Structured figure records:
┌──
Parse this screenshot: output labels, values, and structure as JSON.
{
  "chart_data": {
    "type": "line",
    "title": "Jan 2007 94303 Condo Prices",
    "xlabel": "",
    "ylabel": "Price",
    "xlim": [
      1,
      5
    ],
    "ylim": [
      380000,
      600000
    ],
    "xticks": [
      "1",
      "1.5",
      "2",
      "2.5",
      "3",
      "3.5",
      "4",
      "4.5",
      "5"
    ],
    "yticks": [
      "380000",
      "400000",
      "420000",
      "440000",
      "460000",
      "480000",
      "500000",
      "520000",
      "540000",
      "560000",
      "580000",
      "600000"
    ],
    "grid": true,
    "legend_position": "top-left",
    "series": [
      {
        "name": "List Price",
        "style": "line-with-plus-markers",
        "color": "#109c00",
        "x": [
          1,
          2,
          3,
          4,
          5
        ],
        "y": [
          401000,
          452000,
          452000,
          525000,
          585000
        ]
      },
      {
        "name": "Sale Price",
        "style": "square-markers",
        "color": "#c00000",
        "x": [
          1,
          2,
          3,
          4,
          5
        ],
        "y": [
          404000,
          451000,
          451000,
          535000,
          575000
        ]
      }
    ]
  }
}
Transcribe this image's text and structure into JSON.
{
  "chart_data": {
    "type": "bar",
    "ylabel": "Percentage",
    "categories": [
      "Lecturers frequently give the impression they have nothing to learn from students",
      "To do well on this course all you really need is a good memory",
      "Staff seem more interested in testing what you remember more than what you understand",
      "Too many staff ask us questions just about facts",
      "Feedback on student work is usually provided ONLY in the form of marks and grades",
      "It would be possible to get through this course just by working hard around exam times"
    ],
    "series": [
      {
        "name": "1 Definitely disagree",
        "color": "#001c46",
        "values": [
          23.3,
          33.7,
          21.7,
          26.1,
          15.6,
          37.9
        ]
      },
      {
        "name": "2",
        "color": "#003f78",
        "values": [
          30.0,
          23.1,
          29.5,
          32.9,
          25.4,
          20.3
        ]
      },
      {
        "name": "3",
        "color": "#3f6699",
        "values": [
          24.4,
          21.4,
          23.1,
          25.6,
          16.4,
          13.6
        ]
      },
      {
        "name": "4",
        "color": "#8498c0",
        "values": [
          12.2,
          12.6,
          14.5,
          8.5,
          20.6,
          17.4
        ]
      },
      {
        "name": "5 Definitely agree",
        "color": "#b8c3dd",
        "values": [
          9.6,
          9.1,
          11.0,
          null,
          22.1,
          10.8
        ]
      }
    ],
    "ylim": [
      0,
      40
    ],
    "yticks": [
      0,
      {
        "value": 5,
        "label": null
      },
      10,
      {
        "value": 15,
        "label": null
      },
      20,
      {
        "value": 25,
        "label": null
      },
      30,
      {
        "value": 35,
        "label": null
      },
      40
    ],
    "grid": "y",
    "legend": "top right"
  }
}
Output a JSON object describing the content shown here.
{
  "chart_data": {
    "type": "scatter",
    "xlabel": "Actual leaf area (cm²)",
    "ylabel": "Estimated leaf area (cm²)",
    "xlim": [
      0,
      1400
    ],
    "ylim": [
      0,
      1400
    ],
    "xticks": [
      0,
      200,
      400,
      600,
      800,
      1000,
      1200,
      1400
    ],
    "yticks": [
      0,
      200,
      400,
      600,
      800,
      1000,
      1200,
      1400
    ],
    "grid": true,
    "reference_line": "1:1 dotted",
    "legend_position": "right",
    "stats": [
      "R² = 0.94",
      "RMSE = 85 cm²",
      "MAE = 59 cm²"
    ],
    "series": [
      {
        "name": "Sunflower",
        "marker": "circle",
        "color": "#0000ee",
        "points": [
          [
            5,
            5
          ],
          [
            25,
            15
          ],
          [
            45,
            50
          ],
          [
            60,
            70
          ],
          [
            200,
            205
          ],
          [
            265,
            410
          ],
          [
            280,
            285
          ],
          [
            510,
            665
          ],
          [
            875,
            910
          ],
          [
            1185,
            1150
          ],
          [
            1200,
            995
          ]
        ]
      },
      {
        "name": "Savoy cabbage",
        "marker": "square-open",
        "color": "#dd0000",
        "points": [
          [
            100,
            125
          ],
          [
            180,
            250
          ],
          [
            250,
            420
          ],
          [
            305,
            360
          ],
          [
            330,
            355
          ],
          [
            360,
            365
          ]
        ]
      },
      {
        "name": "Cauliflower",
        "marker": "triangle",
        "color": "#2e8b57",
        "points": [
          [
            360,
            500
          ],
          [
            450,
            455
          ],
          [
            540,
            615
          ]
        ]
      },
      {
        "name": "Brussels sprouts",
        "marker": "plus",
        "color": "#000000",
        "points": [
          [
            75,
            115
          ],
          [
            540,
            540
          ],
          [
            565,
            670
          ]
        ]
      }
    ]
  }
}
└──
● **Goal**
From the entries above, select each line containing the string "markers".

● **Solution to this problem**
        "style": "line-with-plus-markers",
        "style": "square-markers",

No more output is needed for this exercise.